[Stored records]
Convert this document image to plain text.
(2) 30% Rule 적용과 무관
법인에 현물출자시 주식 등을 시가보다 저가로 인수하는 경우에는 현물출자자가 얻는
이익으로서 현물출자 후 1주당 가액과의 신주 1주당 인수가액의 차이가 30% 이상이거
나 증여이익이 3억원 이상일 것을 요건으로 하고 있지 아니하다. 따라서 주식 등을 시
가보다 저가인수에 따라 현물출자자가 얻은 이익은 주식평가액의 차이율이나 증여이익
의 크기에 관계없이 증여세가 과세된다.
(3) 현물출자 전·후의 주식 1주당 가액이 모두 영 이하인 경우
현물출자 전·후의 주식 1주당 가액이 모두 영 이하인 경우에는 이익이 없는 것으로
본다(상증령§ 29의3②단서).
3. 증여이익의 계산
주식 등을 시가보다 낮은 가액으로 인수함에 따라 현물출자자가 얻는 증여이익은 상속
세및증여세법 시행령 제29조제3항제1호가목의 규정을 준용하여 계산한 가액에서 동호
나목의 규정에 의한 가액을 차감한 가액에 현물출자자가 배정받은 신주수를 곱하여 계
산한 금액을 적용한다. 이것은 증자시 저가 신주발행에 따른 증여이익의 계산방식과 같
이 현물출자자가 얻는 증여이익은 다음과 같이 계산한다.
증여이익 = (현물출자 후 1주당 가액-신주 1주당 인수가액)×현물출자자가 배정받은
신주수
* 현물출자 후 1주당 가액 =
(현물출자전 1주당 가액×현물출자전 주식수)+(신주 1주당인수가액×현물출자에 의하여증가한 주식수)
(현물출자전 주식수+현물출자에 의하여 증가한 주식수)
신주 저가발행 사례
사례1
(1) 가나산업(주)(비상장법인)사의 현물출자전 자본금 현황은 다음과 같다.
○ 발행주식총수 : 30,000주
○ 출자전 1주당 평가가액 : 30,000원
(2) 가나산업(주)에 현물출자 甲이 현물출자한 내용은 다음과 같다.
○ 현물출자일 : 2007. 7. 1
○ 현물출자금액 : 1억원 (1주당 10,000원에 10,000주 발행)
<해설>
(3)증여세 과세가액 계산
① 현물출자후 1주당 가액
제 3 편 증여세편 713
==
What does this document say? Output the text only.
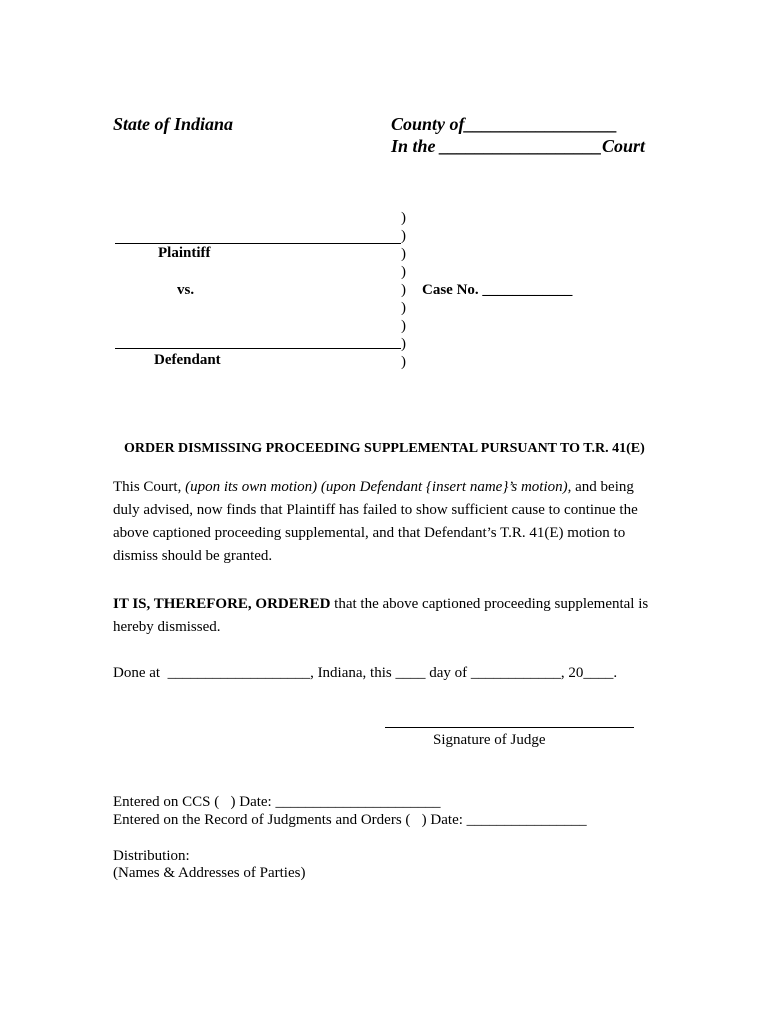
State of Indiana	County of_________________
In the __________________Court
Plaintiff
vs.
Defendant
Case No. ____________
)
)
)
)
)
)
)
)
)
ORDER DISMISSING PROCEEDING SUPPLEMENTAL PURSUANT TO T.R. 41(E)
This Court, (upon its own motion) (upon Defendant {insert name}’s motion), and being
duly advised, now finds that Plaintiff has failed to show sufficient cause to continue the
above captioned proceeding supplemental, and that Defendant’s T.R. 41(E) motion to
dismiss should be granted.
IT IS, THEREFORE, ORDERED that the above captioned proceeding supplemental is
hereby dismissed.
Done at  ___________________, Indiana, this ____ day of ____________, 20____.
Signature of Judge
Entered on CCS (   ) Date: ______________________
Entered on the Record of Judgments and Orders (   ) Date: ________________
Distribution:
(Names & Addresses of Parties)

* [TASK DETAILS] Go through the material above and count the lines that include "Entered". Give the number alone.

* [EXERCISE ANSWER] 2